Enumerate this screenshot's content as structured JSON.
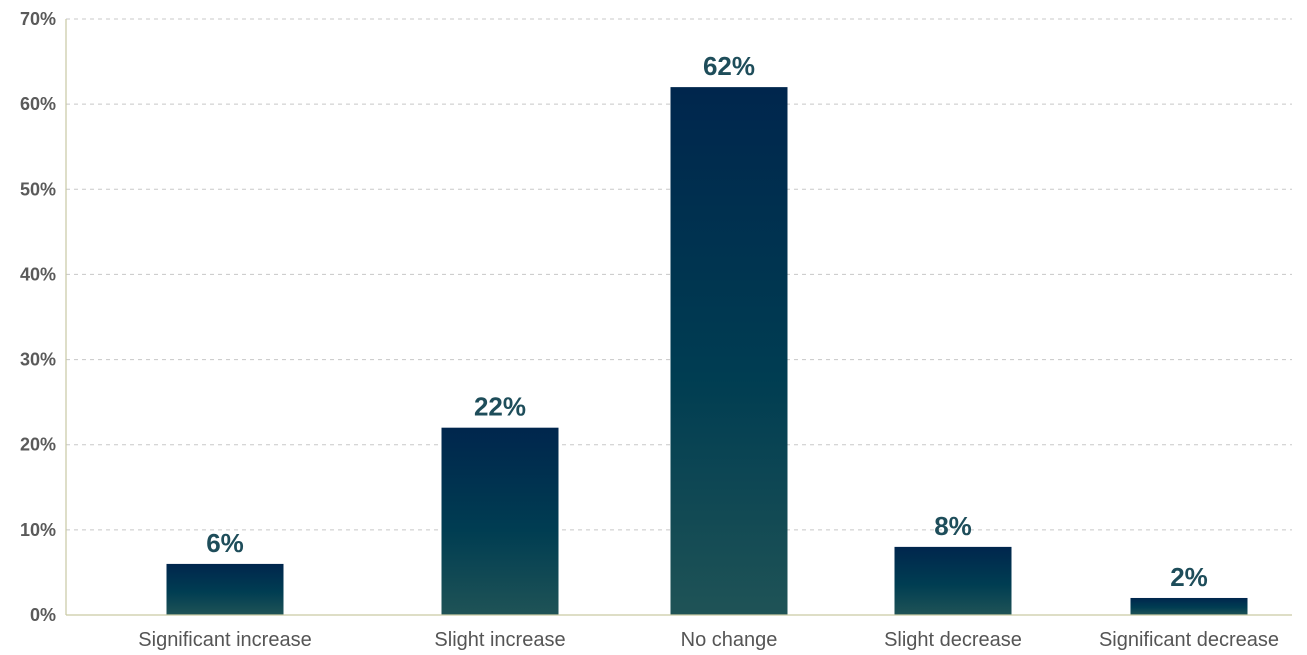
{
  "chart_data": {
    "type": "bar",
    "categories": [
      "Significant increase",
      "Slight increase",
      "No change",
      "Slight decrease",
      "Significant decrease"
    ],
    "values": [
      6,
      22,
      62,
      8,
      2
    ],
    "value_labels": [
      "6%",
      "22%",
      "62%",
      "8%",
      "2%"
    ],
    "ylim": [
      0,
      70
    ],
    "yticks": [
      0,
      10,
      20,
      30,
      40,
      50,
      60,
      70
    ],
    "ytick_labels": [
      "0%",
      "10%",
      "20%",
      "30%",
      "40%",
      "50%",
      "60%",
      "70%"
    ],
    "grid": true,
    "colors": {
      "bar_top": "#00264d",
      "bar_bottom": "#1f5356",
      "value_label": "#1e4d5a"
    }
  }
}
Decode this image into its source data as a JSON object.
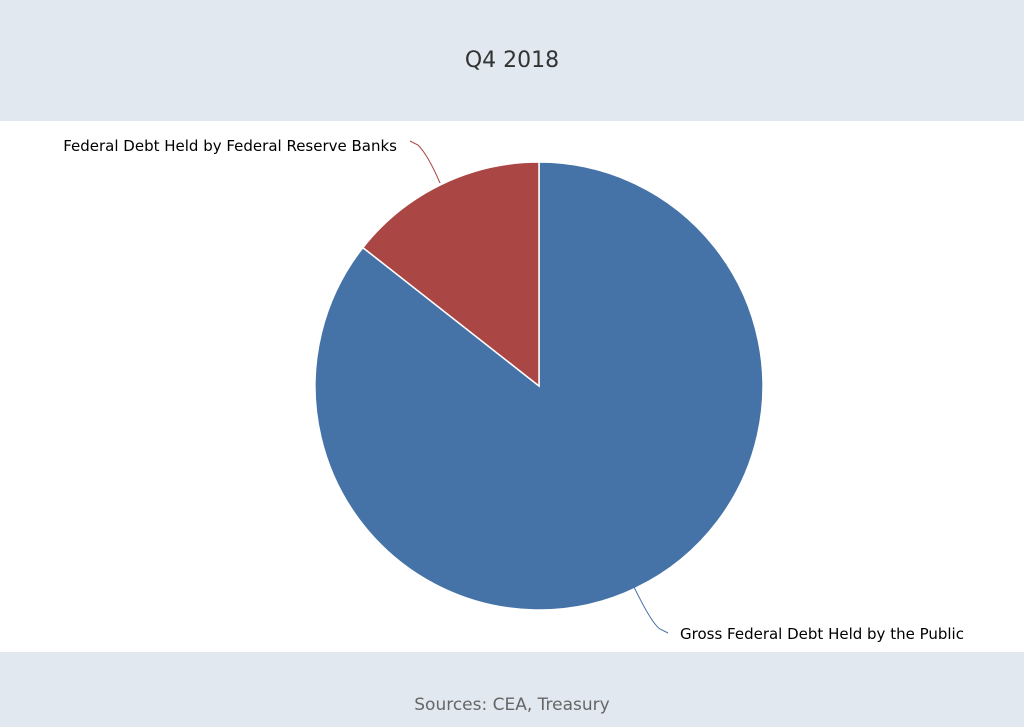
^^^^
EXERCISE OBJECTIVE: Set down the material exactly, every line of it, except for the pictures.

EXERCISE RESULT:
Enumerate this screenshot's content as structured JSON.
{
  "chart_data": {
    "type": "bar",
    "categories": [
      "Significant increase",
      "Slight increase",
      "No change",
      "Slight decrease",
      "Significant decrease"
    ],
    "values": [
      6,
      22,
      62,
      8,
      2
    ],
    "value_labels": [
      "6%",
      "22%",
      "62%",
      "8%",
      "2%"
    ],
    "ylim": [
      0,
      70
    ],
    "yticks": [
      0,
      10,
      20,
      30,
      40,
      50,
      60,
      70
    ],
    "ytick_labels": [
      "0%",
      "10%",
      "20%",
      "30%",
      "40%",
      "50%",
      "60%",
      "70%"
    ],
    "grid": true,
    "colors": {
      "bar_top": "#00264d",
      "bar_bottom": "#1f5356",
      "value_label": "#1e4d5a"
    }
  }
}
Decode this image into its source data as a JSON object.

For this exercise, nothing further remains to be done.